→ **LISTING**
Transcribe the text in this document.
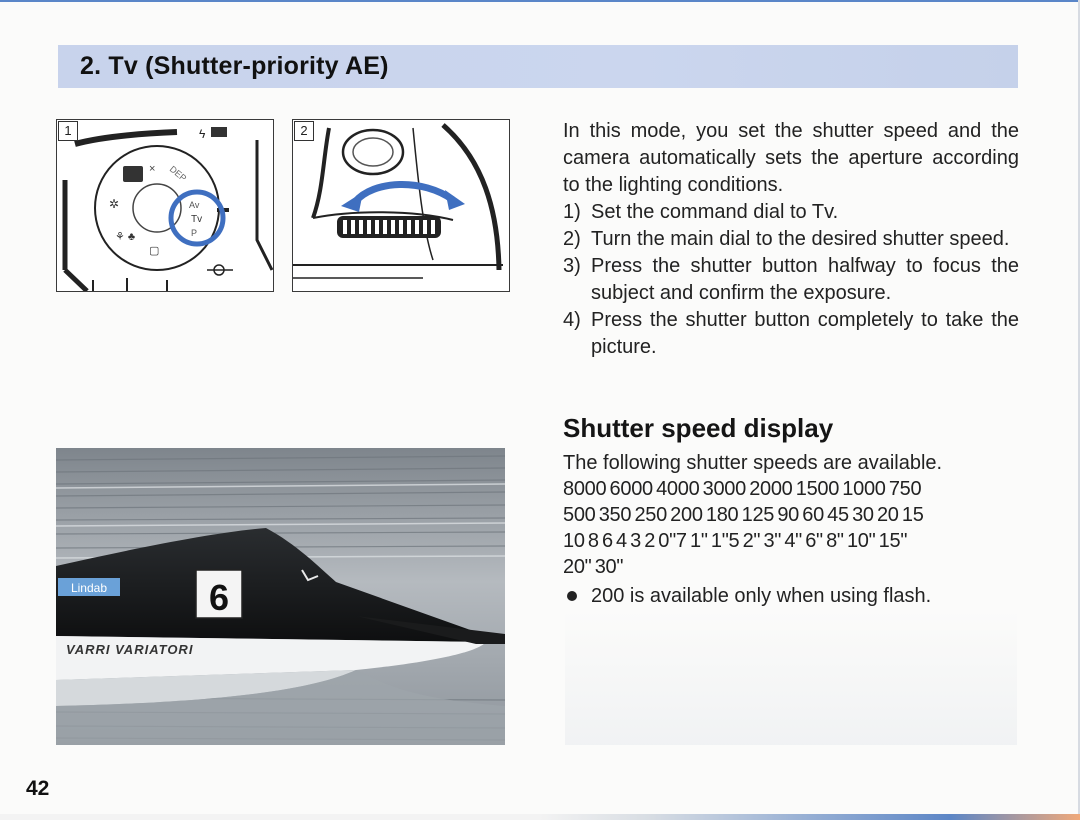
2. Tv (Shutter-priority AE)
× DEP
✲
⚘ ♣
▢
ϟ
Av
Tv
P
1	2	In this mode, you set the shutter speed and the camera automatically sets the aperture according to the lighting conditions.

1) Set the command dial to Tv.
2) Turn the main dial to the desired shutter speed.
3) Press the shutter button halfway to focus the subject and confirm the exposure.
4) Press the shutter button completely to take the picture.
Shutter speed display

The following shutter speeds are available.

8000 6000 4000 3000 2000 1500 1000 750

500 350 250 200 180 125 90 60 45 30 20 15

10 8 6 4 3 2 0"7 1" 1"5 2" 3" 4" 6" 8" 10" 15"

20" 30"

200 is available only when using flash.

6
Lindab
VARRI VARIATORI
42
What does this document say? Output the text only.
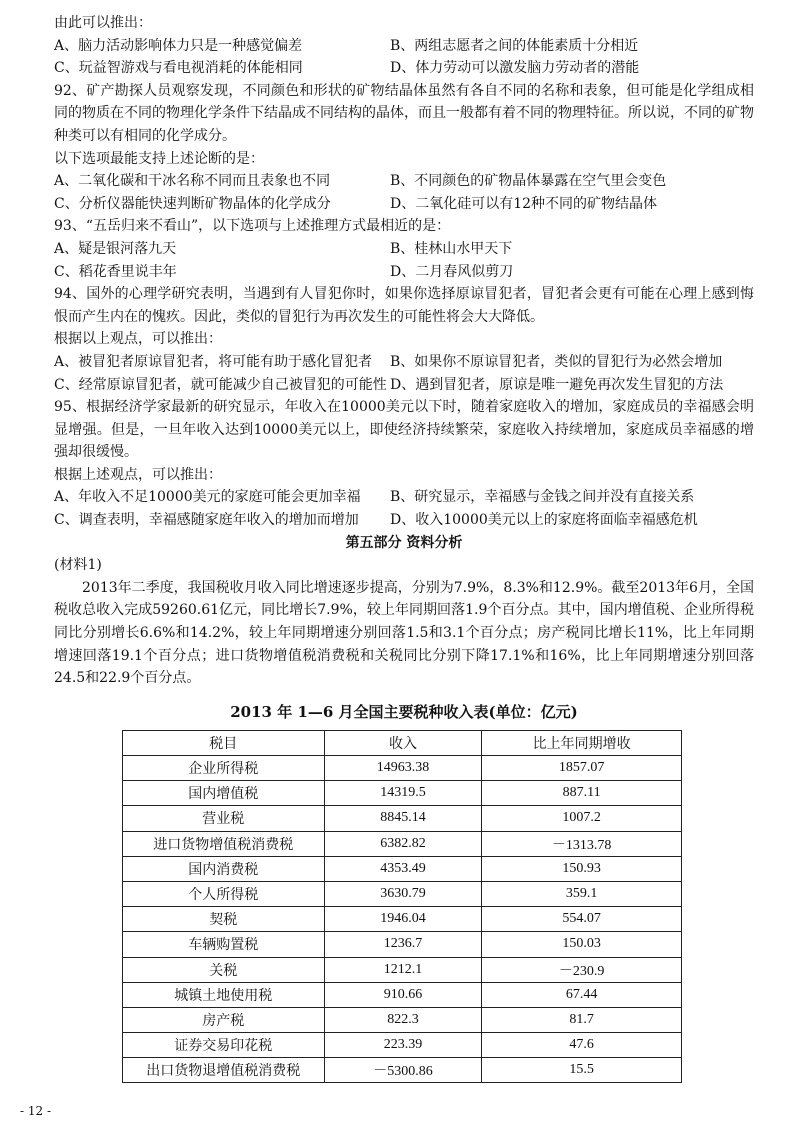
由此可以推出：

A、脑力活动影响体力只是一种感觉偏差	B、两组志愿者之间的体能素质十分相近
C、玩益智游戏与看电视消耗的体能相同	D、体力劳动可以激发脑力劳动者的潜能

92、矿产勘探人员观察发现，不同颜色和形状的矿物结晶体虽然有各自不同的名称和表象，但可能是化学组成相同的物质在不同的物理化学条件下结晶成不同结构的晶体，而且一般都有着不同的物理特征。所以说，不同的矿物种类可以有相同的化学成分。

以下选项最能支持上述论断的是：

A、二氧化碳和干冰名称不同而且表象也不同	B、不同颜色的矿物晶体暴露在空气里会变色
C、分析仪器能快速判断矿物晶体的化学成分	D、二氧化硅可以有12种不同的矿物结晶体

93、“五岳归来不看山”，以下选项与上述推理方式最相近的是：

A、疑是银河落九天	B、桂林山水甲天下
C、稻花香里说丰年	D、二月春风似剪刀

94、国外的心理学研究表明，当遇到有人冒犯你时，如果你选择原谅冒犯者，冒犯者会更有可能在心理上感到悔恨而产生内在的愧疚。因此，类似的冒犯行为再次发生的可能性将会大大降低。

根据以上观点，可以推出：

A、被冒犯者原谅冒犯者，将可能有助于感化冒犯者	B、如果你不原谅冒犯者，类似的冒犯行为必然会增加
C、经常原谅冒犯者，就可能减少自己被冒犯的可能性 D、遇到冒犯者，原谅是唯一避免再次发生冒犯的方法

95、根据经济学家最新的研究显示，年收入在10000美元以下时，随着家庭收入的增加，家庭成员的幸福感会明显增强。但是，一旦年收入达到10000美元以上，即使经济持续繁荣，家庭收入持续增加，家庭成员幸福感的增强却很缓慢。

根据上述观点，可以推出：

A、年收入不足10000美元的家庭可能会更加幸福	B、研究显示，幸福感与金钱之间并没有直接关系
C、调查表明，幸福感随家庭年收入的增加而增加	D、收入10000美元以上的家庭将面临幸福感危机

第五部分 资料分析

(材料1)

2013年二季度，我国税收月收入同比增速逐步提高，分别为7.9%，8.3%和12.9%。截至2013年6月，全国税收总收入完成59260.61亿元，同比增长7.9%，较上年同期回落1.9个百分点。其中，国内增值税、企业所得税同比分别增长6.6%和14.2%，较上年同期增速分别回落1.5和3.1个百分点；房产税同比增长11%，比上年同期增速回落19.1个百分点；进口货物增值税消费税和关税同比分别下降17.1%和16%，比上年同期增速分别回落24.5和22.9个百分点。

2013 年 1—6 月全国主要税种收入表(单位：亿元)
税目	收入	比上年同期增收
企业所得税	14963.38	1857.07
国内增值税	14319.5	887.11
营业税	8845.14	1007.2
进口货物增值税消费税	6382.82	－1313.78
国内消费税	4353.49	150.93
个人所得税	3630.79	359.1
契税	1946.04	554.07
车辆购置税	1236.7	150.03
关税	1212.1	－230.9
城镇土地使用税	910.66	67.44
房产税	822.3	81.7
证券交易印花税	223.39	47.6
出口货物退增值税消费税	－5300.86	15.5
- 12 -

→ **WHAT YOU WILL DO**
From the data, pick out every line that includes "available".

→ **RESULT OF THE EXERCISE**
The following shutter speeds are available.
200 is available only when using flash.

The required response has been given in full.